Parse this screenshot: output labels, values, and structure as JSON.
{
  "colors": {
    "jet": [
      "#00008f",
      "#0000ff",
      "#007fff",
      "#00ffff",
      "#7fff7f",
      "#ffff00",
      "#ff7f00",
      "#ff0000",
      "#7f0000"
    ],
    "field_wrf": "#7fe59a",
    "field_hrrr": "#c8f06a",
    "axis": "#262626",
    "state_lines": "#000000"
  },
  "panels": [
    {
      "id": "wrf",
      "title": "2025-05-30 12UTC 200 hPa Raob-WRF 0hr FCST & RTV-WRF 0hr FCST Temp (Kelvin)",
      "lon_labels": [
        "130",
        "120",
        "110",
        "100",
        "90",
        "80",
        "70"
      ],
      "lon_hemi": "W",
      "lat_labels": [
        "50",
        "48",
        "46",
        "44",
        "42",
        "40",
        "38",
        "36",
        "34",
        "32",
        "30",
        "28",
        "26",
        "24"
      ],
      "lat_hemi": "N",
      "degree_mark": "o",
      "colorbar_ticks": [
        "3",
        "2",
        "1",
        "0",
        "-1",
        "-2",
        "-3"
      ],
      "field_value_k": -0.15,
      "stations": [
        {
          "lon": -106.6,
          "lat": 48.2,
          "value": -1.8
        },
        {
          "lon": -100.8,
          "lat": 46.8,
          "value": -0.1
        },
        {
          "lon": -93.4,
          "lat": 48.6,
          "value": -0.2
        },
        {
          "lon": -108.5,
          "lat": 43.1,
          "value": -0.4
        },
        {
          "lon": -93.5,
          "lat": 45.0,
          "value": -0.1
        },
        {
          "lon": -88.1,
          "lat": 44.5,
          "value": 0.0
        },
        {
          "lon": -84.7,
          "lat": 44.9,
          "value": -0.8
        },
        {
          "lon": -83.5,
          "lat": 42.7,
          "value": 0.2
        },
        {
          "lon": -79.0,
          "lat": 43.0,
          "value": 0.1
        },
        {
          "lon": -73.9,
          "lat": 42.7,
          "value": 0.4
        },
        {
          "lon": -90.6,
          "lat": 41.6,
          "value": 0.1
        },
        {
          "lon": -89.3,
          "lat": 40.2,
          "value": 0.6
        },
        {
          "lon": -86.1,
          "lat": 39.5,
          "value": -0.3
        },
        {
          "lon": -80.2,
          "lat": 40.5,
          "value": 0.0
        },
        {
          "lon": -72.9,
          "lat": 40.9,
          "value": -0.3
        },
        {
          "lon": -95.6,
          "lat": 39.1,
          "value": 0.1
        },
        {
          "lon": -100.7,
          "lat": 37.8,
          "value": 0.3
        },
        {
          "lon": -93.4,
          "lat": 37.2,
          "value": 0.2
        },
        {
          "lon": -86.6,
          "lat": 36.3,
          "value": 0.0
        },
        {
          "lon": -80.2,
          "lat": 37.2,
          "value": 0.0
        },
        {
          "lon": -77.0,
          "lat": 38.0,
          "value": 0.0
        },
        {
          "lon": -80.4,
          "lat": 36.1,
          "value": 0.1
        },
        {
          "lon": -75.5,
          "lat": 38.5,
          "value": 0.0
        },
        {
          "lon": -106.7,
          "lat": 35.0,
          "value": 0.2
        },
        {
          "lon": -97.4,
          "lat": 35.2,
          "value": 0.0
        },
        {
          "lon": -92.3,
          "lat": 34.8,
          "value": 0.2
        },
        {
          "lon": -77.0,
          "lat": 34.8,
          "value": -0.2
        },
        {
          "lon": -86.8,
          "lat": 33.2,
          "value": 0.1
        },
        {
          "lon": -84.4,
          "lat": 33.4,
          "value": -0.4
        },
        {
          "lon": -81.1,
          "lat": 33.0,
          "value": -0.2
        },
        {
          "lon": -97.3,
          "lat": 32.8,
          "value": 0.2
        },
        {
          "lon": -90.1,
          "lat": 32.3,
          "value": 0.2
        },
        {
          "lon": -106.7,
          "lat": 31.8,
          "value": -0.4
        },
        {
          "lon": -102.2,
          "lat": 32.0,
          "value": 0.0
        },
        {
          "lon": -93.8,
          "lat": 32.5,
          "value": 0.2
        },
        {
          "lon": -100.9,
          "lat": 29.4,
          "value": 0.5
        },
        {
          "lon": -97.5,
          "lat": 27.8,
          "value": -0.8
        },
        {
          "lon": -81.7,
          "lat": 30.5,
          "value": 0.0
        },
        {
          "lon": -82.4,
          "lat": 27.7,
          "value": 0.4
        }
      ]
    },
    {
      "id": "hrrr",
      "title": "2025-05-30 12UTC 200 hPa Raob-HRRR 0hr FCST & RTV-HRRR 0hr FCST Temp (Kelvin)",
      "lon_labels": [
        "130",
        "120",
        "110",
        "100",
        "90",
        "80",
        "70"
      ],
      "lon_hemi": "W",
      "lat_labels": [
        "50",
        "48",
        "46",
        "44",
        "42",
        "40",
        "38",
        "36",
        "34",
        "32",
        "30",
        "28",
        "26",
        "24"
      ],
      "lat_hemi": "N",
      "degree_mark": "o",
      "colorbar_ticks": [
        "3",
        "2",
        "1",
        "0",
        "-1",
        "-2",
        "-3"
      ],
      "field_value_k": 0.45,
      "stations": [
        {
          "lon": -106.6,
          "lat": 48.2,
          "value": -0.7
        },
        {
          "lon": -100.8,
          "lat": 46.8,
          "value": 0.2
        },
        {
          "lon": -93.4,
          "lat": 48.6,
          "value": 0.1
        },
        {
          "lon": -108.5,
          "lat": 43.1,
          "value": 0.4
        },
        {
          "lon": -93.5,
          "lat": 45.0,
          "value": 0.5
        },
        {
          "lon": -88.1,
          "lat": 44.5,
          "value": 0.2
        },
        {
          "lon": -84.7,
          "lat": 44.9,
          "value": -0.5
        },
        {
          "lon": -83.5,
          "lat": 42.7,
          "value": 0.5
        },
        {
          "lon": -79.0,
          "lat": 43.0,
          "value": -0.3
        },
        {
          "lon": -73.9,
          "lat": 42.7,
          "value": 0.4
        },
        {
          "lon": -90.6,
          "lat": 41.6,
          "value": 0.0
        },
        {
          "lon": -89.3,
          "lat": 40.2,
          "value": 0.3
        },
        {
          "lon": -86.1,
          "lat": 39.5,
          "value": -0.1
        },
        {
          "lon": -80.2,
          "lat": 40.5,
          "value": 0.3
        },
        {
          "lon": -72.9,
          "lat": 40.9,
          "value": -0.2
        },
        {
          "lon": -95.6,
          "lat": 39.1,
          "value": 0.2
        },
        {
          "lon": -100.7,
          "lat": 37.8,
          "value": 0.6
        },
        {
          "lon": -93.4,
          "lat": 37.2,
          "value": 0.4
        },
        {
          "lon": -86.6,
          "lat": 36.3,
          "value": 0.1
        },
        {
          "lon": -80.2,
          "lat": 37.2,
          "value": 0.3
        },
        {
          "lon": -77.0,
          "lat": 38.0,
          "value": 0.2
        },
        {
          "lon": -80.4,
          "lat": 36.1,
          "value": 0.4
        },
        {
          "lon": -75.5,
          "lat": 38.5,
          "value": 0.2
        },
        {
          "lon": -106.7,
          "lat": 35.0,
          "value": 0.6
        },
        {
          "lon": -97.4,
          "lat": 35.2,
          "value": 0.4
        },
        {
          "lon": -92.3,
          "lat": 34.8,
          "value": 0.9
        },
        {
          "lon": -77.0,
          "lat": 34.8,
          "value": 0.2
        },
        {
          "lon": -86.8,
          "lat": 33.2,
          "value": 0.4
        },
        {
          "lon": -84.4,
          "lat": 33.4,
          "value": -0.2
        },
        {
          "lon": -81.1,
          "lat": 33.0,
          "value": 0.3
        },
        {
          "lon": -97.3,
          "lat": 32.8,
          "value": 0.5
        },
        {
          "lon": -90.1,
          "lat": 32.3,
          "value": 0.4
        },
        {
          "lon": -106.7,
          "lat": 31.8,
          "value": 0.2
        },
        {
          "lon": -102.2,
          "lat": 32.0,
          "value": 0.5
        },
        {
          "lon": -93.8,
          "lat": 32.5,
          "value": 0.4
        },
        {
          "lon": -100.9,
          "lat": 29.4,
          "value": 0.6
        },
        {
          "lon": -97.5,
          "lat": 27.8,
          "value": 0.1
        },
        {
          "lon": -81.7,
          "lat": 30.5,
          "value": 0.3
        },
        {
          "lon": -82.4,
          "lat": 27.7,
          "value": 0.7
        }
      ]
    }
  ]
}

Exercise details: Copy all lines of the material above where the string "Raob" occurs.

Correct answer:
      "title": "2025-05-30 12UTC 200 hPa Raob-WRF 0hr FCST & RTV-WRF 0hr FCST Temp (Kelvin)",
      "title": "2025-05-30 12UTC 200 hPa Raob-HRRR 0hr FCST & RTV-HRRR 0hr FCST Temp (Kelvin)",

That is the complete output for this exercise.